* Work to do
Pick out every line holding the string "cryptocurrency" and copy it.

* Dataset extract
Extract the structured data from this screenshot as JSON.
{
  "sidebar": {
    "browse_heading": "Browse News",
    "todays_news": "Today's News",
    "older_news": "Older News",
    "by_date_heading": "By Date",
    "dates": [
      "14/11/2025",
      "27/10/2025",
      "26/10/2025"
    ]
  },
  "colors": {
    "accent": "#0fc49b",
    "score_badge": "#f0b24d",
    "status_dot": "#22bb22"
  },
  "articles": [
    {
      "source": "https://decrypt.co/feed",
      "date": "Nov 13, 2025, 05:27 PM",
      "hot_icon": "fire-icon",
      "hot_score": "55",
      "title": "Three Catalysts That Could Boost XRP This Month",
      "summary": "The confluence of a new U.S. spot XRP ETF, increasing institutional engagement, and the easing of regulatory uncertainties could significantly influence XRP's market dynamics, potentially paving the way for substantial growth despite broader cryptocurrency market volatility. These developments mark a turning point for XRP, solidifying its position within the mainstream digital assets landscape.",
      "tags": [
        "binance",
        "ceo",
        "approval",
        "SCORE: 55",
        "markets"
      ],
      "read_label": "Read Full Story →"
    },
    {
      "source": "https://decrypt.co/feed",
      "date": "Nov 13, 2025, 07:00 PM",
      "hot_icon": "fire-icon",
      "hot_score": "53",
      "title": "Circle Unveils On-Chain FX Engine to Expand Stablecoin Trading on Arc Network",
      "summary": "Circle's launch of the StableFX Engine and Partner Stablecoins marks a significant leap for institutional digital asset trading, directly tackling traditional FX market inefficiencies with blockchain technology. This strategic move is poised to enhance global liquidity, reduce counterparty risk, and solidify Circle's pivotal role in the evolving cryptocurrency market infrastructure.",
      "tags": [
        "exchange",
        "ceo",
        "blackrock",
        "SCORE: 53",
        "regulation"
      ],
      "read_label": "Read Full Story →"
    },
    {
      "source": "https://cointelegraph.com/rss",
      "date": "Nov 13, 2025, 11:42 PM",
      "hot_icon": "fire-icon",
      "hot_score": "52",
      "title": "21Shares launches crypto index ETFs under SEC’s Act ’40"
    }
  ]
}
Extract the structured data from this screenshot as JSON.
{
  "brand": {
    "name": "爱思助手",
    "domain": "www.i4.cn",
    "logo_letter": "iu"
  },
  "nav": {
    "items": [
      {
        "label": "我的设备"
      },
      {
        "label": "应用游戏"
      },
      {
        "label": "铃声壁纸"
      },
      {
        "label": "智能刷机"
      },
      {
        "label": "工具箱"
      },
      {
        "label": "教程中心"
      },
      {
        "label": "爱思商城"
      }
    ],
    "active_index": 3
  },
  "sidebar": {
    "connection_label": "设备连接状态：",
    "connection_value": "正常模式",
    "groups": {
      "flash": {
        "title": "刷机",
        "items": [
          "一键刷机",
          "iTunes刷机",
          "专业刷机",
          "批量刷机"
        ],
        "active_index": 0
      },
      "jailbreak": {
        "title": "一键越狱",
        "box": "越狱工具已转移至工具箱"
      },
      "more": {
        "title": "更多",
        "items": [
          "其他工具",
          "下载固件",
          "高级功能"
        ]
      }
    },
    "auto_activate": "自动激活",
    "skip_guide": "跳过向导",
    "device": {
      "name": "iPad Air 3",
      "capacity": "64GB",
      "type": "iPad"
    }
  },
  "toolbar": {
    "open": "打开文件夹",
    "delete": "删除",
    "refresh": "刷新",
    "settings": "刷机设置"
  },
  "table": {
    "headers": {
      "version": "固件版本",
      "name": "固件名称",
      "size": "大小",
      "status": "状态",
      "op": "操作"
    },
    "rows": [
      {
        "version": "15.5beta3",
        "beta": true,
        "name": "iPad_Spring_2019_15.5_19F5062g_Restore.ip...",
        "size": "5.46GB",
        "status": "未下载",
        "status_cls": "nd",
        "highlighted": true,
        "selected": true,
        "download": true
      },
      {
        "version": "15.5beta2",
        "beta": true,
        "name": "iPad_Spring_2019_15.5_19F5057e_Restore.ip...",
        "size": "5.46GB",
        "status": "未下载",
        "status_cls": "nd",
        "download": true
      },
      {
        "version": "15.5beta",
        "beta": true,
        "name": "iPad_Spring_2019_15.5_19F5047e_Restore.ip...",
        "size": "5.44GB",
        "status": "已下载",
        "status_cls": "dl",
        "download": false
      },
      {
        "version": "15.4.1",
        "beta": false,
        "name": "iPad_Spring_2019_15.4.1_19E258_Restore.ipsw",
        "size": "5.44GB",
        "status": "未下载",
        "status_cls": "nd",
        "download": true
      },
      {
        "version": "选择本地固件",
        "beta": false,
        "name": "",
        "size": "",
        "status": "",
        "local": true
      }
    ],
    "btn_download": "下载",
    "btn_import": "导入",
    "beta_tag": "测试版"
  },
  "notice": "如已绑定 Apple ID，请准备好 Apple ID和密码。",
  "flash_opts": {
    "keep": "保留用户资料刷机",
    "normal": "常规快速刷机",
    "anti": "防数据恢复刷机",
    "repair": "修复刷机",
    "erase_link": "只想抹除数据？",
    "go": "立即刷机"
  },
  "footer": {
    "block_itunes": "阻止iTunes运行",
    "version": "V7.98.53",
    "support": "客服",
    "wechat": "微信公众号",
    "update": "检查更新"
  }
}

* Completed exercise
      "summary": "The confluence of a new U.S. spot XRP ETF, increasing institutional engagement, and the easing of regulatory uncertainties could significantly influence XRP's market dynamics, potentially paving the way for substantial growth despite broader cryptocurrency market volatility. These developments mark a turning point for XRP, solidifying its position within the mainstream digital assets landscape.",
      "summary": "Circle's launch of the StableFX Engine and Partner Stablecoins marks a significant leap for institutional digital asset trading, directly tackling traditional FX market inefficiencies with blockchain technology. This strategic move is poised to enhance global liquidity, reduce counterparty risk, and solidify Circle's pivotal role in the evolving cryptocurrency market infrastructure.",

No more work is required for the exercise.